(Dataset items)
—————

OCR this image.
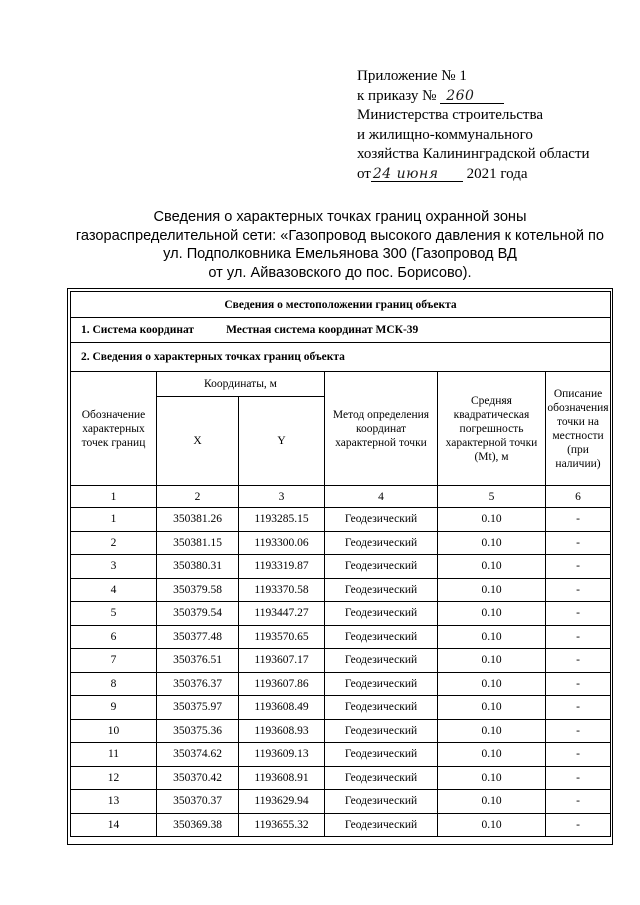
Приложение № 1
к приказу № 260
Министерства строительства
и жилищно-коммунального
хозяйства Калининградской области
от 24 июня 2021 года
Сведения о характерных точках границ охранной зоны
газораспределительной сети: «Газопровод высокого давления к котельной по
ул. Подполковника Емельянова 300 (Газопровод ВД
от ул. Айвазовского до пос. Борисово).
Сведения о местоположении границ объекта					
1. Система координат Местная система координат МСК-39					
2. Сведения о характерных точках границ объекта					
Обозначение характерных точек границ	Координаты, м		Метод определения координат характерной точки	Средняя квадратическая погрешность характерной точки (Mt), м	Описание обозначения точки на местности (при наличии)
	X	Y			
1	2	3	4	5	6
1	350381.26	1193285.15	Геодезический	0.10	-
2	350381.15	1193300.06	Геодезический	0.10	-
3	350380.31	1193319.87	Геодезический	0.10	-
4	350379.58	1193370.58	Геодезический	0.10	-
5	350379.54	1193447.27	Геодезический	0.10	-
6	350377.48	1193570.65	Геодезический	0.10	-
7	350376.51	1193607.17	Геодезический	0.10	-
8	350376.37	1193607.86	Геодезический	0.10	-
9	350375.97	1193608.49	Геодезический	0.10	-
10	350375.36	1193608.93	Геодезический	0.10	-
11	350374.62	1193609.13	Геодезический	0.10	-
12	350370.42	1193608.91	Геодезический	0.10	-
13	350370.37	1193629.94	Геодезический	0.10	-
14	350369.38	1193655.32	Геодезический	0.10	-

—————

Retype all the records shown above, character for character. Omit every picture.

OCR this image.
Приложение № 1
к приказу № 260
Министерства строительства
и жилищно-коммунального
хозяйства Калининградской области
от 24 июня 2021 года
Сведения о характерных точках границ охранной зоны
газораспределительной сети: «Газопровод высокого давления к котельной по
ул. Подполковника Емельянова 300 (Газопровод ВД
от ул. Айвазовского до пос. Борисово).
Сведения о местоположении границ объекта					
1. Система координат Местная система координат МСК-39					
2. Сведения о характерных точках границ объекта					
Обозначение характерных точек границ	Координаты, м		Метод определения координат характерной точки	Средняя квадратическая погрешность характерной точки (Mt), м	Описание обозначения точки на местности (при наличии)
	X	Y			
1	2	3	4	5	6
1	350381.26	1193285.15	Геодезический	0.10	-
2	350381.15	1193300.06	Геодезический	0.10	-
3	350380.31	1193319.87	Геодезический	0.10	-
4	350379.58	1193370.58	Геодезический	0.10	-
5	350379.54	1193447.27	Геодезический	0.10	-
6	350377.48	1193570.65	Геодезический	0.10	-
7	350376.51	1193607.17	Геодезический	0.10	-
8	350376.37	1193607.86	Геодезический	0.10	-
9	350375.97	1193608.49	Геодезический	0.10	-
10	350375.36	1193608.93	Геодезический	0.10	-
11	350374.62	1193609.13	Геодезический	0.10	-
12	350370.42	1193608.91	Геодезический	0.10	-
13	350370.37	1193629.94	Геодезический	0.10	-
14	350369.38	1193655.32	Геодезический	0.10	-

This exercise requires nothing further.